**WORK TO BE COMPLETED:** What is the number of lines in the data holding the word "дорог"? Give that number by itself.

**INFORMATION SUPPLIED:**
◇ ◇ ◇ ◇

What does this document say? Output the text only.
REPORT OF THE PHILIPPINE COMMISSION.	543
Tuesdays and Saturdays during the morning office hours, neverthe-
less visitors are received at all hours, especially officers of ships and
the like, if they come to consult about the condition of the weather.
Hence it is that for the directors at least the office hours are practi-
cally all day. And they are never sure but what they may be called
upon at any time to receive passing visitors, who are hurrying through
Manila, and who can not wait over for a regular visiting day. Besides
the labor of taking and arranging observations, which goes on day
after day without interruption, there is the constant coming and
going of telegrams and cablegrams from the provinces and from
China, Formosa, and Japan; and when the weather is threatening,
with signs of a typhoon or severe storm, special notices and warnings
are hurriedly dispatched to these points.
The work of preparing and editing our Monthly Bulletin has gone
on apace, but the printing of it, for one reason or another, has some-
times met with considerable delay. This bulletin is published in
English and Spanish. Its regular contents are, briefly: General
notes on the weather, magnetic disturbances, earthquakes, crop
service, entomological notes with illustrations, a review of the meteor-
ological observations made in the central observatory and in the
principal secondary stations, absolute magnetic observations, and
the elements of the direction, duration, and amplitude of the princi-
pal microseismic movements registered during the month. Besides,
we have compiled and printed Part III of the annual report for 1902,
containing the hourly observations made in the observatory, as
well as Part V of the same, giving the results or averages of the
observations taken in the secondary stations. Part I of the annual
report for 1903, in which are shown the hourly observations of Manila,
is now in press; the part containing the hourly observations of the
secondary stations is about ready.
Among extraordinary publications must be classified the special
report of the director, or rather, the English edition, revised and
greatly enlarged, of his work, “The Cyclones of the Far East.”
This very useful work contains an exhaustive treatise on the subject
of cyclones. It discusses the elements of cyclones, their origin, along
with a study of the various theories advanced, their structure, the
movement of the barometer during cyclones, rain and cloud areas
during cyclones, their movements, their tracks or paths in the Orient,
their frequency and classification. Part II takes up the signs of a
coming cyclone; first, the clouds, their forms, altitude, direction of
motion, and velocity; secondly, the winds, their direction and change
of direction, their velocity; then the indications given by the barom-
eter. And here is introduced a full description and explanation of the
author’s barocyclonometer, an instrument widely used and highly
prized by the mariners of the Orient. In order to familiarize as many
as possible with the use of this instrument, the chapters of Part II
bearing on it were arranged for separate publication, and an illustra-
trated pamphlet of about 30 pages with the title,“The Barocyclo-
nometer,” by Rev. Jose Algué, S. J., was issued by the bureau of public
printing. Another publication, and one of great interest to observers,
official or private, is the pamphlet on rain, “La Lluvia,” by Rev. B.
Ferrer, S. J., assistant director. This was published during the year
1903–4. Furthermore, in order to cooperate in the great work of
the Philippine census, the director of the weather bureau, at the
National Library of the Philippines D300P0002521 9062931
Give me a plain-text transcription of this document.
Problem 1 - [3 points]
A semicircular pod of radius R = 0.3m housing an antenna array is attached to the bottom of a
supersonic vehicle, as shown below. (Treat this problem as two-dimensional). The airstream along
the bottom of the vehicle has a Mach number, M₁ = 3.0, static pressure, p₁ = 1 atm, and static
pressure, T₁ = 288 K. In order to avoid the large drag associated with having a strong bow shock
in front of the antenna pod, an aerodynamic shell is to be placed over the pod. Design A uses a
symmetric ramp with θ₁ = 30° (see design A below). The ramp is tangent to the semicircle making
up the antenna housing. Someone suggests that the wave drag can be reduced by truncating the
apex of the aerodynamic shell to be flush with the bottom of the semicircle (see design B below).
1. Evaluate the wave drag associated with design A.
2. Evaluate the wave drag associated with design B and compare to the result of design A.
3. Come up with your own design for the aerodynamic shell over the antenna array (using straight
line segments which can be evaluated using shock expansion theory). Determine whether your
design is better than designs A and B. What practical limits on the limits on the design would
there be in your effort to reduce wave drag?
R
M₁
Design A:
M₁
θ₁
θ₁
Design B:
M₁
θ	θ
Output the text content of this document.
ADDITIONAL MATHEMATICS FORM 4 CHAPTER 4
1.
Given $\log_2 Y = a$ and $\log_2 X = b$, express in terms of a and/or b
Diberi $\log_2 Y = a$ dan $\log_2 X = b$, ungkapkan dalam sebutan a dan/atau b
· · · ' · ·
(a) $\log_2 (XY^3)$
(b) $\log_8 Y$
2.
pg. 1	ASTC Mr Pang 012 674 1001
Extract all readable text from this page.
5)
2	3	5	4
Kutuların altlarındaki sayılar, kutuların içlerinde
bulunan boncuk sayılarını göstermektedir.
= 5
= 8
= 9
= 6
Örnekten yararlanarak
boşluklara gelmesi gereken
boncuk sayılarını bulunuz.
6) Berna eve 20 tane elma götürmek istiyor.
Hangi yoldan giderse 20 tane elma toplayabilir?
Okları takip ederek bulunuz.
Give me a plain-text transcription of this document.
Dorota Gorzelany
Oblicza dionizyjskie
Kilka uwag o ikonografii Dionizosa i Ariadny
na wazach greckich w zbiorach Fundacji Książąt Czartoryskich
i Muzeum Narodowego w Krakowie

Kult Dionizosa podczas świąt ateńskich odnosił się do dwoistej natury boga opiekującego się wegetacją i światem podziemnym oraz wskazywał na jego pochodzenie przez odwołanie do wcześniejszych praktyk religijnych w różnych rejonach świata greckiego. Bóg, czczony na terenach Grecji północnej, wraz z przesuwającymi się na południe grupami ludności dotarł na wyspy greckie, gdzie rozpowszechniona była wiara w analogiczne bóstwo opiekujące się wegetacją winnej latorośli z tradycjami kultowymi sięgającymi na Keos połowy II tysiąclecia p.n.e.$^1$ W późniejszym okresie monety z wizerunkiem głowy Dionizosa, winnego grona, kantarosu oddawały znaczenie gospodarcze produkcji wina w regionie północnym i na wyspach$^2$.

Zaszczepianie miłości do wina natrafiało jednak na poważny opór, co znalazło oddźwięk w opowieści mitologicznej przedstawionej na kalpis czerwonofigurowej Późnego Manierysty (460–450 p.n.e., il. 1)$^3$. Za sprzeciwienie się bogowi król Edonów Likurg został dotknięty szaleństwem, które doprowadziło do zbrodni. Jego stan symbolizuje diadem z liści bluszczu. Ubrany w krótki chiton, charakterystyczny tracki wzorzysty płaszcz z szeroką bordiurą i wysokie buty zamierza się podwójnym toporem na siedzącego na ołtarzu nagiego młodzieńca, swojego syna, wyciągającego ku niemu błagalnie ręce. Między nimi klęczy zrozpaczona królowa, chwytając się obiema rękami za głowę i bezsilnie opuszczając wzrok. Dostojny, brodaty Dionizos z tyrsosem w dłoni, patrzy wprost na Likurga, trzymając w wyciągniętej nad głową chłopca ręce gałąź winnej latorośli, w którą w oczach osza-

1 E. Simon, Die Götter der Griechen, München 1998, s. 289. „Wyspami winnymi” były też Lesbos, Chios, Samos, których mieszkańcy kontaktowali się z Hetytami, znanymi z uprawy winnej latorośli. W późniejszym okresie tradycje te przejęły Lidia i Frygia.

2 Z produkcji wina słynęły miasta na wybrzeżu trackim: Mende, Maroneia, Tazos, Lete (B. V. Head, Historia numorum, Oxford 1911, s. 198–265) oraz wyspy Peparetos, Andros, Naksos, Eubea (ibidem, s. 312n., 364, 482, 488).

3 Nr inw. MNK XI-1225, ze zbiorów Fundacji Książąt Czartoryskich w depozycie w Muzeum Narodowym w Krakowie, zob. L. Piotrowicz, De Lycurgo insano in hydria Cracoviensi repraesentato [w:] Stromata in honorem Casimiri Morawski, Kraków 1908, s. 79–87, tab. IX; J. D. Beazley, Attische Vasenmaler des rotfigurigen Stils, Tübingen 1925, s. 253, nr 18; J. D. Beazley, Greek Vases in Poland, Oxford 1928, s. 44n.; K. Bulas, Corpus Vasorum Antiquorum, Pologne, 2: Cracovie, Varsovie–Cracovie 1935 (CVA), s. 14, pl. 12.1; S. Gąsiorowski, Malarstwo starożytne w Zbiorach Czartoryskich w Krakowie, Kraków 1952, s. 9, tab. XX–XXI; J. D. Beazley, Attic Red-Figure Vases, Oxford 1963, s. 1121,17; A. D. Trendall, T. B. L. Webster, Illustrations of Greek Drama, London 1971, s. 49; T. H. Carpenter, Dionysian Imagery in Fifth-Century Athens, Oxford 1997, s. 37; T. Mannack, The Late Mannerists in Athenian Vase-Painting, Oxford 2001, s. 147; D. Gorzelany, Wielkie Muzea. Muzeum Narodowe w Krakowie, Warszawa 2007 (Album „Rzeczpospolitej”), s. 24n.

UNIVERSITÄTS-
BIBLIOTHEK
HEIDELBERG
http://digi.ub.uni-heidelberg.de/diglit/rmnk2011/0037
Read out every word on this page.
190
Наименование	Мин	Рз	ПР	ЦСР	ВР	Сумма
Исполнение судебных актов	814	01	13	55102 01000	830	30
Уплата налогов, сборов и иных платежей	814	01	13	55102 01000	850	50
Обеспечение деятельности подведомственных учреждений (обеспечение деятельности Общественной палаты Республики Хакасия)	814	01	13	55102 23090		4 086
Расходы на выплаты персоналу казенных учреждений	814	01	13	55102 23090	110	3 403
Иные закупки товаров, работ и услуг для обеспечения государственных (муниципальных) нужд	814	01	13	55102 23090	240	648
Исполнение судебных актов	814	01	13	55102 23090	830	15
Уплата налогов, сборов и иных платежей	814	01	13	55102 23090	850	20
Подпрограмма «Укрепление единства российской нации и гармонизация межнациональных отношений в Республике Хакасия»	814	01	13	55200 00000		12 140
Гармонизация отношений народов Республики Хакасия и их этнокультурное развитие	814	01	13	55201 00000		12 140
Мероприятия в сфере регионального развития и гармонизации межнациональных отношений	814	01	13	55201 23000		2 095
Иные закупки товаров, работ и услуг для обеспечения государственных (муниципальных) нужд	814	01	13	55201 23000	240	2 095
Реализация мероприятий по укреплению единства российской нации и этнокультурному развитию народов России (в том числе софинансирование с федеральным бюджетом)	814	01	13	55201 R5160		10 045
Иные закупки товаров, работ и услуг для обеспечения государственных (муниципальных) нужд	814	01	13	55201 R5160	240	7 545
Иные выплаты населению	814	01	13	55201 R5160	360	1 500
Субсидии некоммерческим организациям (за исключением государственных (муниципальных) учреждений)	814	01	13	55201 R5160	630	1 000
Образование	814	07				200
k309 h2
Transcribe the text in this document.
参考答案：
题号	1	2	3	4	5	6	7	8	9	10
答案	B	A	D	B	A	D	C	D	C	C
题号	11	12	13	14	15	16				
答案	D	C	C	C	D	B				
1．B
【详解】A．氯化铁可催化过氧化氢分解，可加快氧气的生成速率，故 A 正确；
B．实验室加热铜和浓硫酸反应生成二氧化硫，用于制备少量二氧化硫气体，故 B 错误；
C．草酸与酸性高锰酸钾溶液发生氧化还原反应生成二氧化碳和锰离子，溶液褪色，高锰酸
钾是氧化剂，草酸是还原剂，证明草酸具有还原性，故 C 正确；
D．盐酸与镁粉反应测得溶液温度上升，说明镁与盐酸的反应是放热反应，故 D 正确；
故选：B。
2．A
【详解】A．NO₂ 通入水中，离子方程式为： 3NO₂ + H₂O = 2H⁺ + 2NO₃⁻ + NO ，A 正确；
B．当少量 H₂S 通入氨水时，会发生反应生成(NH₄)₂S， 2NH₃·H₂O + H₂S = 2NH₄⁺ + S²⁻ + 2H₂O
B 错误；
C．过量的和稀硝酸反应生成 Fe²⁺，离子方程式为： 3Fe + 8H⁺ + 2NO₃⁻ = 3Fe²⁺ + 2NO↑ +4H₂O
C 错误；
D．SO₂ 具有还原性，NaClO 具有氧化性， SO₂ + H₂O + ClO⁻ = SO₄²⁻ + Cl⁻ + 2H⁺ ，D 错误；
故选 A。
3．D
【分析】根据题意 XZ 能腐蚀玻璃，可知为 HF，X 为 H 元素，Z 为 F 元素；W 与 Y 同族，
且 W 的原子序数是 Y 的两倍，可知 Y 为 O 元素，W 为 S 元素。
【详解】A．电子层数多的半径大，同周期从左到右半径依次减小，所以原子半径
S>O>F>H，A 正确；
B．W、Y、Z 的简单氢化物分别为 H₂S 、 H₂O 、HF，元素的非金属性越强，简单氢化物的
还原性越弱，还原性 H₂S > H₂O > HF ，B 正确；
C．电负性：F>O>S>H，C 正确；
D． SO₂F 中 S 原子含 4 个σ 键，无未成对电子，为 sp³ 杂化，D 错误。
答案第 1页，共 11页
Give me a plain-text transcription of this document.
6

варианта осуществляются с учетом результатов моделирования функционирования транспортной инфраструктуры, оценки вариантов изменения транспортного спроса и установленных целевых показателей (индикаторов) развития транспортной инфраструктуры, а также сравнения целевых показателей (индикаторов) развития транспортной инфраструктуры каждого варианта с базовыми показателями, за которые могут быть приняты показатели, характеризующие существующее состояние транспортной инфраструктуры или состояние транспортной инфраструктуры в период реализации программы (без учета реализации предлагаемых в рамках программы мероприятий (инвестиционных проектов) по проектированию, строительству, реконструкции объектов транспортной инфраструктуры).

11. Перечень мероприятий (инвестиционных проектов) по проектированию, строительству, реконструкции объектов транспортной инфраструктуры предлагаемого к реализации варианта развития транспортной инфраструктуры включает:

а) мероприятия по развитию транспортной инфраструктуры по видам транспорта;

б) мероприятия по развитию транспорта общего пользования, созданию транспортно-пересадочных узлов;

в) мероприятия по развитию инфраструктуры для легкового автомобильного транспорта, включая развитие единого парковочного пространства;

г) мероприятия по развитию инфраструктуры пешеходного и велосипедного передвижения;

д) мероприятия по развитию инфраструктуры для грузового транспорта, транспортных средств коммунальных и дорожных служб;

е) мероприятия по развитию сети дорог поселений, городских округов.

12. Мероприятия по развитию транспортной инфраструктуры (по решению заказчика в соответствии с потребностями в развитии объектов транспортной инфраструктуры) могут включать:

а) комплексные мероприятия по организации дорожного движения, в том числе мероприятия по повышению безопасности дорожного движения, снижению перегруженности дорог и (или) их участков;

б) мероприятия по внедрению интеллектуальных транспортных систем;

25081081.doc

◇ ◇ ◇ ◇

**IN RESPONSE:** 2